Collected data entries
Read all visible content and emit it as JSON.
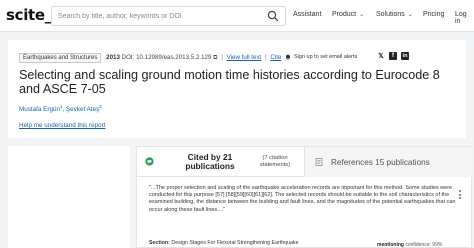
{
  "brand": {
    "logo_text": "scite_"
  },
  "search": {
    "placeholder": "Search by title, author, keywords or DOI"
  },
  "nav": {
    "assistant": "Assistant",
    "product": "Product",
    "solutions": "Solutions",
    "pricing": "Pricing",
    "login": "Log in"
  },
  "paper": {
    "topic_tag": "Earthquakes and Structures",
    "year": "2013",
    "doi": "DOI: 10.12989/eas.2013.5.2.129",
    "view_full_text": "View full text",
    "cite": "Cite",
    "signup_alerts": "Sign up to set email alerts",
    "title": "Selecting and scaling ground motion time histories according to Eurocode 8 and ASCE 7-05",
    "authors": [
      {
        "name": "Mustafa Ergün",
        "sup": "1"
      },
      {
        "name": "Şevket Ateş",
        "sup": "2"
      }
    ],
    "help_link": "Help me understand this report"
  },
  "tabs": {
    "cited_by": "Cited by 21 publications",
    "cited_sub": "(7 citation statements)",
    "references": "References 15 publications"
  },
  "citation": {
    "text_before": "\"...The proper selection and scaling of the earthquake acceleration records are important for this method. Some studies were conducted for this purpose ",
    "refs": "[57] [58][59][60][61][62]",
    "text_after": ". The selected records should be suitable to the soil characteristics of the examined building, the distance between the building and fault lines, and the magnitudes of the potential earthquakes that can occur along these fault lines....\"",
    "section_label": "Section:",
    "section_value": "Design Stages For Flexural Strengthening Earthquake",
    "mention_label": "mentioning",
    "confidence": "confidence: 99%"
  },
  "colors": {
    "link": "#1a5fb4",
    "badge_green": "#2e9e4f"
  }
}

**REQUIRED TASK**
Reproduce all entries exactly. Pictures do not belong in the copy.

**RESULT**
Read all visible content and emit it as JSON.
{
  "brand": {
    "logo_text": "scite_"
  },
  "search": {
    "placeholder": "Search by title, author, keywords or DOI"
  },
  "nav": {
    "assistant": "Assistant",
    "product": "Product",
    "solutions": "Solutions",
    "pricing": "Pricing",
    "login": "Log in"
  },
  "paper": {
    "topic_tag": "Earthquakes and Structures",
    "year": "2013",
    "doi": "DOI: 10.12989/eas.2013.5.2.129",
    "view_full_text": "View full text",
    "cite": "Cite",
    "signup_alerts": "Sign up to set email alerts",
    "title": "Selecting and scaling ground motion time histories according to Eurocode 8 and ASCE 7-05",
    "authors": [
      {
        "name": "Mustafa Ergün",
        "sup": "1"
      },
      {
        "name": "Şevket Ateş",
        "sup": "2"
      }
    ],
    "help_link": "Help me understand this report"
  },
  "tabs": {
    "cited_by": "Cited by 21 publications",
    "cited_sub": "(7 citation statements)",
    "references": "References 15 publications"
  },
  "citation": {
    "text_before": "\"...The proper selection and scaling of the earthquake acceleration records are important for this method. Some studies were conducted for this purpose ",
    "refs": "[57] [58][59][60][61][62]",
    "text_after": ". The selected records should be suitable to the soil characteristics of the examined building, the distance between the building and fault lines, and the magnitudes of the potential earthquakes that can occur along these fault lines....\"",
    "section_label": "Section:",
    "section_value": "Design Stages For Flexural Strengthening Earthquake",
    "mention_label": "mentioning",
    "confidence": "confidence: 99%"
  },
  "colors": {
    "link": "#1a5fb4",
    "badge_green": "#2e9e4f"
  }
}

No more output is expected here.